REQUIREMENT: With the images removed, repeat the data below exactly.

Stored data entries:
_ _ _ _ _ _ _

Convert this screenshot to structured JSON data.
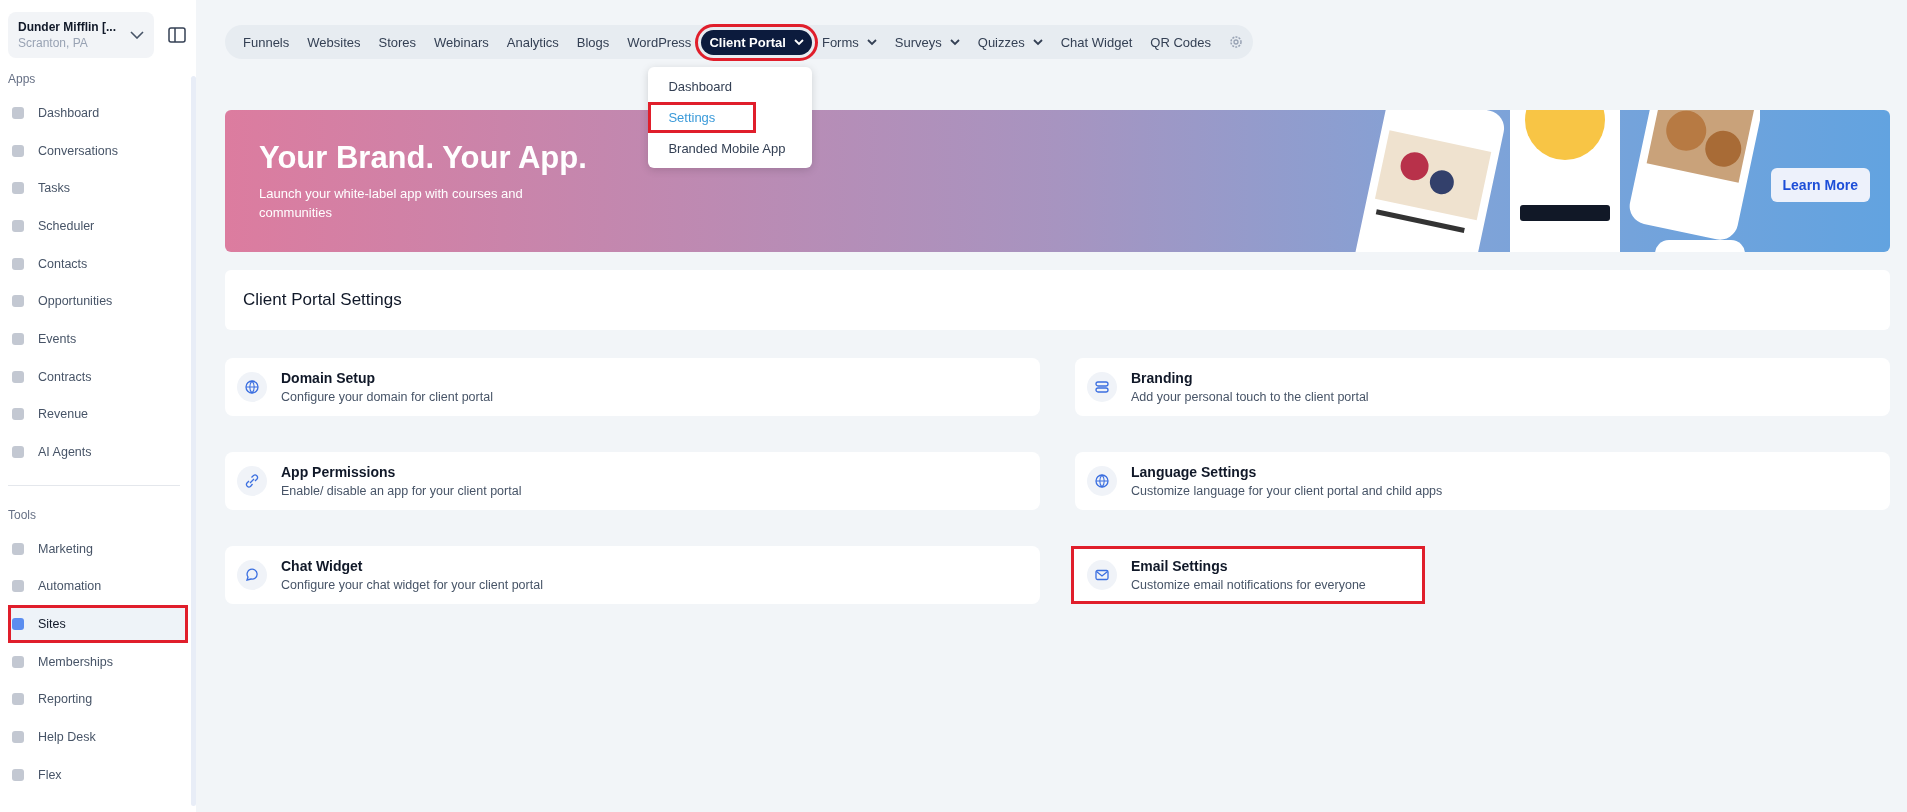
{
  "account": {
    "name": "Dunder Mifflin [...",
    "location": "Scranton, PA"
  },
  "sidebar": {
    "sections": [
      {
        "title": "Apps",
        "items": [
          {
            "label": "Dashboard",
            "selected": false,
            "highlighted": false
          },
          {
            "label": "Conversations",
            "selected": false,
            "highlighted": false
          },
          {
            "label": "Tasks",
            "selected": false,
            "highlighted": false
          },
          {
            "label": "Scheduler",
            "selected": false,
            "highlighted": false
          },
          {
            "label": "Contacts",
            "selected": false,
            "highlighted": false
          },
          {
            "label": "Opportunities",
            "selected": false,
            "highlighted": false
          },
          {
            "label": "Events",
            "selected": false,
            "highlighted": false
          },
          {
            "label": "Contracts",
            "selected": false,
            "highlighted": false
          },
          {
            "label": "Revenue",
            "selected": false,
            "highlighted": false
          },
          {
            "label": "AI Agents",
            "selected": false,
            "highlighted": false
          }
        ]
      },
      {
        "title": "Tools",
        "items": [
          {
            "label": "Marketing",
            "selected": false,
            "highlighted": false
          },
          {
            "label": "Automation",
            "selected": false,
            "highlighted": false
          },
          {
            "label": "Sites",
            "selected": true,
            "highlighted": true
          },
          {
            "label": "Memberships",
            "selected": false,
            "highlighted": false
          },
          {
            "label": "Reporting",
            "selected": false,
            "highlighted": false
          },
          {
            "label": "Help Desk",
            "selected": false,
            "highlighted": false
          },
          {
            "label": "Flex",
            "selected": false,
            "highlighted": false
          }
        ]
      }
    ]
  },
  "tabs": [
    {
      "label": "Funnels",
      "selected": false,
      "dropdown": false,
      "highlighted": false
    },
    {
      "label": "Websites",
      "selected": false,
      "dropdown": false,
      "highlighted": false
    },
    {
      "label": "Stores",
      "selected": false,
      "dropdown": false,
      "highlighted": false
    },
    {
      "label": "Webinars",
      "selected": false,
      "dropdown": false,
      "highlighted": false
    },
    {
      "label": "Analytics",
      "selected": false,
      "dropdown": false,
      "highlighted": false
    },
    {
      "label": "Blogs",
      "selected": false,
      "dropdown": false,
      "highlighted": false
    },
    {
      "label": "WordPress",
      "selected": false,
      "dropdown": false,
      "highlighted": false
    },
    {
      "label": "Client Portal",
      "selected": true,
      "dropdown": true,
      "highlighted": true,
      "menu": [
        {
          "label": "Dashboard",
          "selected": false,
          "highlighted": false
        },
        {
          "label": "Settings",
          "selected": true,
          "highlighted": true
        },
        {
          "label": "Branded Mobile App",
          "selected": false,
          "highlighted": false
        }
      ]
    },
    {
      "label": "Forms",
      "selected": false,
      "dropdown": true,
      "highlighted": false
    },
    {
      "label": "Surveys",
      "selected": false,
      "dropdown": true,
      "highlighted": false
    },
    {
      "label": "Quizzes",
      "selected": false,
      "dropdown": true,
      "highlighted": false
    },
    {
      "label": "Chat Widget",
      "selected": false,
      "dropdown": false,
      "highlighted": false
    },
    {
      "label": "QR Codes",
      "selected": false,
      "dropdown": false,
      "highlighted": false
    }
  ],
  "banner": {
    "title": "Your Brand. Your App.",
    "subtitle": "Launch your white-label app with courses and communities",
    "button": "Learn More"
  },
  "page_title": "Client Portal Settings",
  "cards": [
    {
      "title": "Domain Setup",
      "description": "Configure your domain for client portal",
      "highlighted": false
    },
    {
      "title": "Branding",
      "description": "Add your personal touch to the client portal",
      "highlighted": false
    },
    {
      "title": "App Permissions",
      "description": "Enable/ disable an app for your client portal",
      "highlighted": false
    },
    {
      "title": "Language Settings",
      "description": "Customize language for your client portal and child apps",
      "highlighted": false
    },
    {
      "title": "Chat Widget",
      "description": "Configure your chat widget for your client portal",
      "highlighted": false
    },
    {
      "title": "Email Settings",
      "description": "Customize email notifications for everyone",
      "highlighted": true
    }
  ]
}
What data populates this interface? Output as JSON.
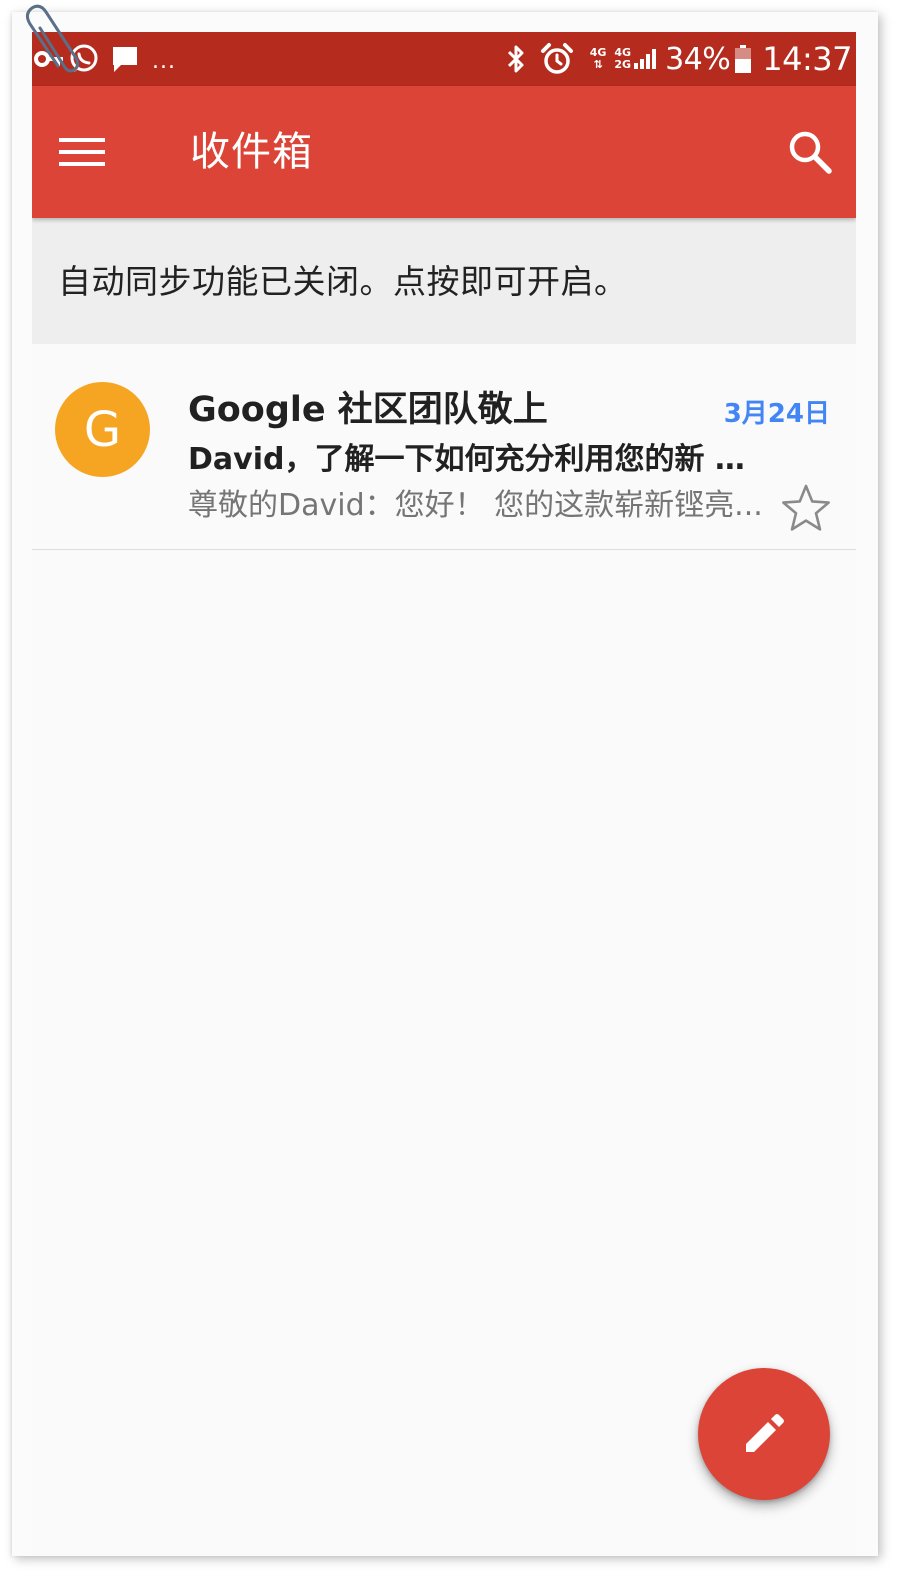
{
  "status_bar": {
    "left_icons": [
      "key-icon",
      "whatsapp-icon",
      "message-icon"
    ],
    "more": "...",
    "right_icons": [
      "bluetooth-icon",
      "alarm-icon",
      "signal-icon",
      "battery-icon"
    ],
    "net_4g": "4G",
    "net_4g_top": "4G",
    "net_2g": "2G",
    "battery": "34%",
    "time": "14:37"
  },
  "app_bar": {
    "title": "收件箱",
    "menu_icon": "hamburger-menu-icon",
    "search_icon": "search-icon"
  },
  "sync_banner": {
    "text": "自动同步功能已关闭。点按即可开启。"
  },
  "emails": [
    {
      "avatar_letter": "G",
      "avatar_color": "#f6a522",
      "sender": "Google 社区团队敬上",
      "date": "3月24日",
      "subject": "David，了解一下如何充分利用您的新 A...",
      "snippet": "尊敬的David：您好！ 您的这款崭新铿亮...",
      "starred": false
    }
  ],
  "fab": {
    "icon": "pencil-icon"
  },
  "colors": {
    "status_bar": "#b52c1f",
    "app_bar": "#db4437",
    "banner": "#eeeeee",
    "date": "#4285f4",
    "avatar": "#f6a522",
    "fab": "#db4437"
  }
}
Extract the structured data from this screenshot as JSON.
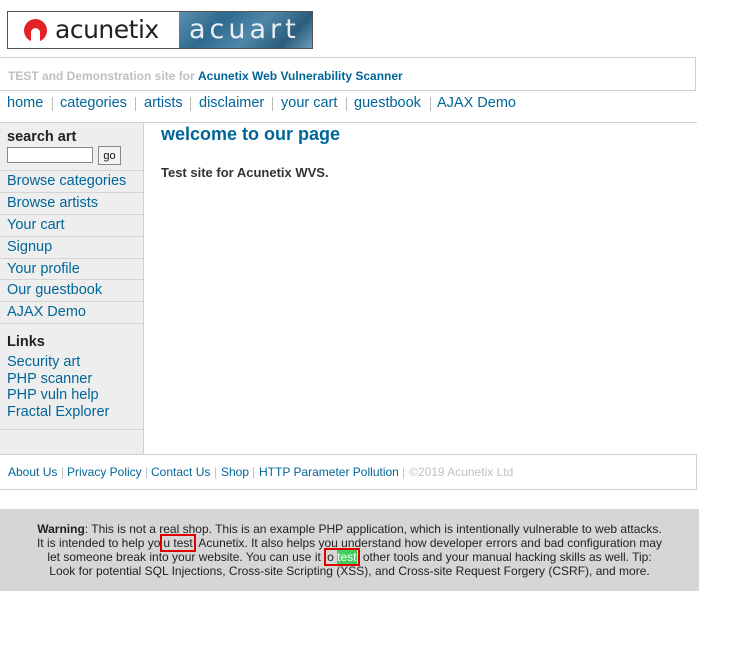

_ _ _ _ _ _ _

RESULT OF THIS TASK:
Convert this screenshot to structured JSON data.
{
  "account": {
    "name": "Dunder Mifflin [...",
    "location": "Scranton, PA"
  },
  "sidebar": {
    "sections": [
      {
        "title": "Apps",
        "items": [
          {
            "label": "Dashboard",
            "selected": false,
            "highlighted": false
          },
          {
            "label": "Conversations",
            "selected": false,
            "highlighted": false
          },
          {
            "label": "Tasks",
            "selected": false,
            "highlighted": false
          },
          {
            "label": "Scheduler",
            "selected": false,
            "highlighted": false
          },
          {
            "label": "Contacts",
            "selected": false,
            "highlighted": false
          },
          {
            "label": "Opportunities",
            "selected": false,
            "highlighted": false
          },
          {
            "label": "Events",
            "selected": false,
            "highlighted": false
          },
          {
            "label": "Contracts",
            "selected": false,
            "highlighted": false
          },
          {
            "label": "Revenue",
            "selected": false,
            "highlighted": false
          },
          {
            "label": "AI Agents",
            "selected": false,
            "highlighted": false
          }
        ]
      },
      {
        "title": "Tools",
        "items": [
          {
            "label": "Marketing",
            "selected": false,
            "highlighted": false
          },
          {
            "label": "Automation",
            "selected": false,
            "highlighted": false
          },
          {
            "label": "Sites",
            "selected": true,
            "highlighted": true
          },
          {
            "label": "Memberships",
            "selected": false,
            "highlighted": false
          },
          {
            "label": "Reporting",
            "selected": false,
            "highlighted": false
          },
          {
            "label": "Help Desk",
            "selected": false,
            "highlighted": false
          },
          {
            "label": "Flex",
            "selected": false,
            "highlighted": false
          }
        ]
      }
    ]
  },
  "tabs": [
    {
      "label": "Funnels",
      "selected": false,
      "dropdown": false,
      "highlighted": false
    },
    {
      "label": "Websites",
      "selected": false,
      "dropdown": false,
      "highlighted": false
    },
    {
      "label": "Stores",
      "selected": false,
      "dropdown": false,
      "highlighted": false
    },
    {
      "label": "Webinars",
      "selected": false,
      "dropdown": false,
      "highlighted": false
    },
    {
      "label": "Analytics",
      "selected": false,
      "dropdown": false,
      "highlighted": false
    },
    {
      "label": "Blogs",
      "selected": false,
      "dropdown": false,
      "highlighted": false
    },
    {
      "label": "WordPress",
      "selected": false,
      "dropdown": false,
      "highlighted": false
    },
    {
      "label": "Client Portal",
      "selected": true,
      "dropdown": true,
      "highlighted": true,
      "menu": [
        {
          "label": "Dashboard",
          "selected": false,
          "highlighted": false
        },
        {
          "label": "Settings",
          "selected": true,
          "highlighted": true
        },
        {
          "label": "Branded Mobile App",
          "selected": false,
          "highlighted": false
        }
      ]
    },
    {
      "label": "Forms",
      "selected": false,
      "dropdown": true,
      "highlighted": false
    },
    {
      "label": "Surveys",
      "selected": false,
      "dropdown": true,
      "highlighted": false
    },
    {
      "label": "Quizzes",
      "selected": false,
      "dropdown": true,
      "highlighted": false
    },
    {
      "label": "Chat Widget",
      "selected": false,
      "dropdown": false,
      "highlighted": false
    },
    {
      "label": "QR Codes",
      "selected": false,
      "dropdown": false,
      "highlighted": false
    }
  ],
  "banner": {
    "title": "Your Brand. Your App.",
    "subtitle": "Launch your white-label app with courses and communities",
    "button": "Learn More"
  },
  "page_title": "Client Portal Settings",
  "cards": [
    {
      "title": "Domain Setup",
      "description": "Configure your domain for client portal",
      "highlighted": false
    },
    {
      "title": "Branding",
      "description": "Add your personal touch to the client portal",
      "highlighted": false
    },
    {
      "title": "App Permissions",
      "description": "Enable/ disable an app for your client portal",
      "highlighted": false
    },
    {
      "title": "Language Settings",
      "description": "Customize language for your client portal and child apps",
      "highlighted": false
    },
    {
      "title": "Chat Widget",
      "description": "Configure your chat widget for your client portal",
      "highlighted": false
    },
    {
      "title": "Email Settings",
      "description": "Customize email notifications for everyone",
      "highlighted": true
    }
  ]
}
What data populates this interface? Output as JSON.
{
  "status_bar": {
    "left_icons": [
      "key-icon",
      "whatsapp-icon",
      "message-icon"
    ],
    "more": "...",
    "right_icons": [
      "bluetooth-icon",
      "alarm-icon",
      "signal-icon",
      "battery-icon"
    ],
    "net_4g": "4G",
    "net_4g_top": "4G",
    "net_2g": "2G",
    "battery": "34%",
    "time": "14:37"
  },
  "app_bar": {
    "title": "收件箱",
    "menu_icon": "hamburger-menu-icon",
    "search_icon": "search-icon"
  },
  "sync_banner": {
    "text": "自动同步功能已关闭。点按即可开启。"
  },
  "emails": [
    {
      "avatar_letter": "G",
      "avatar_color": "#f6a522",
      "sender": "Google 社区团队敬上",
      "date": "3月24日",
      "subject": "David，了解一下如何充分利用您的新 A...",
      "snippet": "尊敬的David：您好！ 您的这款崭新铿亮...",
      "starred": false
    }
  ],
  "fab": {
    "icon": "pencil-icon"
  },
  "colors": {
    "status_bar": "#b52c1f",
    "app_bar": "#db4437",
    "banner": "#eeeeee",
    "date": "#4285f4",
    "avatar": "#f6a522",
    "fab": "#db4437"
  }
}
Extract the structured data from this screenshot as JSON.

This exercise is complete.